WORK INSTRUCTIONS.
Reproduce each line of the material precisely.

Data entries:
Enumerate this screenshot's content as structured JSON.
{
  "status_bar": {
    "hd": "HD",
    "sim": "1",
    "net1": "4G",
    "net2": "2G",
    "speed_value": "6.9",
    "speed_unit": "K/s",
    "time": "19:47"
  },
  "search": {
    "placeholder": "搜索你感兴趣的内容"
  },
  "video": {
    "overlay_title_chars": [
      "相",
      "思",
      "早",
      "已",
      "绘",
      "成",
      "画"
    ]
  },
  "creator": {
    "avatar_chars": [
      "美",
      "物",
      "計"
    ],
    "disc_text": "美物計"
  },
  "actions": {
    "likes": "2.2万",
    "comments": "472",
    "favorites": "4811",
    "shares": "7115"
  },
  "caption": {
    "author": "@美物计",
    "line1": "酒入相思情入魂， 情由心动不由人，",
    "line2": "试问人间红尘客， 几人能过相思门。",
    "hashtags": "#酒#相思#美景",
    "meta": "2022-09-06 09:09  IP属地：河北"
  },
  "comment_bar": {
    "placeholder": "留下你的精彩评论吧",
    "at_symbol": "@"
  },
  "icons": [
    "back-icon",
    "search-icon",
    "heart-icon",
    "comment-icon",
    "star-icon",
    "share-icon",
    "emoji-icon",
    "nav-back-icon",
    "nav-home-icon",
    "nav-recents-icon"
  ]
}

REPLY.
Enumerate this screenshot's content as structured JSON.
{
  "status_bar": {
    "hd": "HD",
    "sim": "1",
    "net1": "4G",
    "net2": "2G",
    "speed_value": "6.9",
    "speed_unit": "K/s",
    "time": "19:47"
  },
  "search": {
    "placeholder": "搜索你感兴趣的内容"
  },
  "video": {
    "overlay_title_chars": [
      "相",
      "思",
      "早",
      "已",
      "绘",
      "成",
      "画"
    ]
  },
  "creator": {
    "avatar_chars": [
      "美",
      "物",
      "計"
    ],
    "disc_text": "美物計"
  },
  "actions": {
    "likes": "2.2万",
    "comments": "472",
    "favorites": "4811",
    "shares": "7115"
  },
  "caption": {
    "author": "@美物计",
    "line1": "酒入相思情入魂， 情由心动不由人，",
    "line2": "试问人间红尘客， 几人能过相思门。",
    "hashtags": "#酒#相思#美景",
    "meta": "2022-09-06 09:09  IP属地：河北"
  },
  "comment_bar": {
    "placeholder": "留下你的精彩评论吧",
    "at_symbol": "@"
  },
  "icons": [
    "back-icon",
    "search-icon",
    "heart-icon",
    "comment-icon",
    "star-icon",
    "share-icon",
    "emoji-icon",
    "nav-back-icon",
    "nav-home-icon",
    "nav-recents-icon"
  ]
}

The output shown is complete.